━━━━━ Dataset records ━━━━━

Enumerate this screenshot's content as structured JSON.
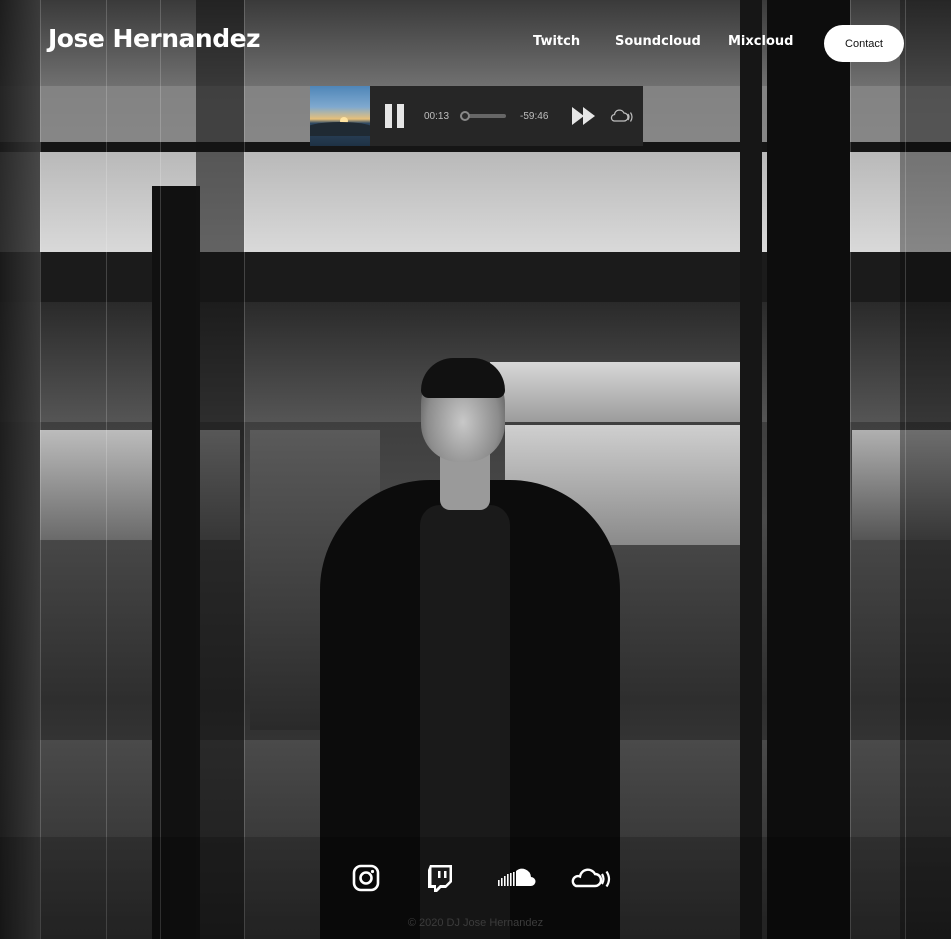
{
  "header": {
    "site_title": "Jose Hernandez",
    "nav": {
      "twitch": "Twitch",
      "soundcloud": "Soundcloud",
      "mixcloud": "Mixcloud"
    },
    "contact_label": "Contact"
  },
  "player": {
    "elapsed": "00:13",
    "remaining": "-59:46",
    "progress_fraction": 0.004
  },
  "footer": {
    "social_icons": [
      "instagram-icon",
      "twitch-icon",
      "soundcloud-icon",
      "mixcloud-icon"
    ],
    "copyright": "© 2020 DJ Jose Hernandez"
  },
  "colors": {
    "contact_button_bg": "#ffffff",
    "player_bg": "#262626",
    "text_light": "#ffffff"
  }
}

━━━━━

# Exercise brief
Copy the data word for word. Pictures do not go in the copy.

# Problem solution
Enumerate this screenshot's content as structured JSON.
{
  "header": {
    "site_title": "Jose Hernandez",
    "nav": {
      "twitch": "Twitch",
      "soundcloud": "Soundcloud",
      "mixcloud": "Mixcloud"
    },
    "contact_label": "Contact"
  },
  "player": {
    "elapsed": "00:13",
    "remaining": "-59:46",
    "progress_fraction": 0.004
  },
  "footer": {
    "social_icons": [
      "instagram-icon",
      "twitch-icon",
      "soundcloud-icon",
      "mixcloud-icon"
    ],
    "copyright": "© 2020 DJ Jose Hernandez"
  },
  "colors": {
    "contact_button_bg": "#ffffff",
    "player_bg": "#262626",
    "text_light": "#ffffff"
  }
}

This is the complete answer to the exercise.